SHORT EXERCISE:
Write out exactly the lines running from the one that contains "Output a JSON" through the end of the material.

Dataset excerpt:
========================================================================

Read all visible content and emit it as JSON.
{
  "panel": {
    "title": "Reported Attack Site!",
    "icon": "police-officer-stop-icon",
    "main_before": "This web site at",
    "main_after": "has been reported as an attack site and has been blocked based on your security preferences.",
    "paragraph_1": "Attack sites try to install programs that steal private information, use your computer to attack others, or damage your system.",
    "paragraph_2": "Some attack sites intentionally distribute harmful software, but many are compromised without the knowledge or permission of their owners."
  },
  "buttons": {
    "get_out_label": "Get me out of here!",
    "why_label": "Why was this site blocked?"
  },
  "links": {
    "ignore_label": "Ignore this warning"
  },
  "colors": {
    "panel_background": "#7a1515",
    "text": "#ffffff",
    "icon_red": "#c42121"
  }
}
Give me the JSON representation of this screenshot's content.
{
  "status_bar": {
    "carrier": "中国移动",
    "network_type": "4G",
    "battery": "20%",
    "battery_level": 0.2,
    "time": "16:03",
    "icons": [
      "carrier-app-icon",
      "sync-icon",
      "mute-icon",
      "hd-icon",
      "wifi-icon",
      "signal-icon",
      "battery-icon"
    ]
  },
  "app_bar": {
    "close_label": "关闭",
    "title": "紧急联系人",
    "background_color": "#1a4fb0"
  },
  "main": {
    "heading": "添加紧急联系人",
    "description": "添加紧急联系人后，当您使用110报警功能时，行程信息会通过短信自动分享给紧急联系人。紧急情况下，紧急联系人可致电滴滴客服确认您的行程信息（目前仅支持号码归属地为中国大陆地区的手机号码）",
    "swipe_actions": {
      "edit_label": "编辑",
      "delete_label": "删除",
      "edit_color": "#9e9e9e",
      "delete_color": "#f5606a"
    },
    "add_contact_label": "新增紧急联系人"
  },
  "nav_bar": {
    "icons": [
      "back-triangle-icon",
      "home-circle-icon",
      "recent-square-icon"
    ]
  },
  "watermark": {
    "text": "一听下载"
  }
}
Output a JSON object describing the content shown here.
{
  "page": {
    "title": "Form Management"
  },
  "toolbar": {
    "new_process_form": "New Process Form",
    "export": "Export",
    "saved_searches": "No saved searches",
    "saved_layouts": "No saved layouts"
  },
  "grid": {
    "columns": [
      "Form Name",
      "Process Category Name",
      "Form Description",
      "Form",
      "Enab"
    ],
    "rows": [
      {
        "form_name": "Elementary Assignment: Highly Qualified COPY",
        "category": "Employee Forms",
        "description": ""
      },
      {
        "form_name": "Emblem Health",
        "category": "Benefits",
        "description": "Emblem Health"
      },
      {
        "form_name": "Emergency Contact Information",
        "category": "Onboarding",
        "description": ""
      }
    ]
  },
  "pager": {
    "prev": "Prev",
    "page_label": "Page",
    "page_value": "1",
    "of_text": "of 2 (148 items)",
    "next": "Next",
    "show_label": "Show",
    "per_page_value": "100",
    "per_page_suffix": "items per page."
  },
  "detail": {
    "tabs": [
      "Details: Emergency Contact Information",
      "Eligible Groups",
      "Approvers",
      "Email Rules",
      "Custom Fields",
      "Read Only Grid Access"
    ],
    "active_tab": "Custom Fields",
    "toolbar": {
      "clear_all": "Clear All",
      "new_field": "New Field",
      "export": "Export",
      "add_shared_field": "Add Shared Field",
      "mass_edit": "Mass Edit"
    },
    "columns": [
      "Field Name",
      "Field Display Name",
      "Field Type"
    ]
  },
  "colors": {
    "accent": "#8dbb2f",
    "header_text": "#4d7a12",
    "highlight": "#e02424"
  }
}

========================================================================

FINAL RESULT:
Output a JSON object describing the content shown here.
{
  "page": {
    "title": "Form Management"
  },
  "toolbar": {
    "new_process_form": "New Process Form",
    "export": "Export",
    "saved_searches": "No saved searches",
    "saved_layouts": "No saved layouts"
  },
  "grid": {
    "columns": [
      "Form Name",
      "Process Category Name",
      "Form Description",
      "Form",
      "Enab"
    ],
    "rows": [
      {
        "form_name": "Elementary Assignment: Highly Qualified COPY",
        "category": "Employee Forms",
        "description": ""
      },
      {
        "form_name": "Emblem Health",
        "category": "Benefits",
        "description": "Emblem Health"
      },
      {
        "form_name": "Emergency Contact Information",
        "category": "Onboarding",
        "description": ""
      }
    ]
  },
  "pager": {
    "prev": "Prev",
    "page_label": "Page",
    "page_value": "1",
    "of_text": "of 2 (148 items)",
    "next": "Next",
    "show_label": "Show",
    "per_page_value": "100",
    "per_page_suffix": "items per page."
  },
  "detail": {
    "tabs": [
      "Details: Emergency Contact Information",
      "Eligible Groups",
      "Approvers",
      "Email Rules",
      "Custom Fields",
      "Read Only Grid Access"
    ],
    "active_tab": "Custom Fields",
    "toolbar": {
      "clear_all": "Clear All",
      "new_field": "New Field",
      "export": "Export",
      "add_shared_field": "Add Shared Field",
      "mass_edit": "Mass Edit"
    },
    "columns": [
      "Field Name",
      "Field Display Name",
      "Field Type"
    ]
  },
  "colors": {
    "accent": "#8dbb2f",
    "header_text": "#4d7a12",
    "highlight": "#e02424"
  }
}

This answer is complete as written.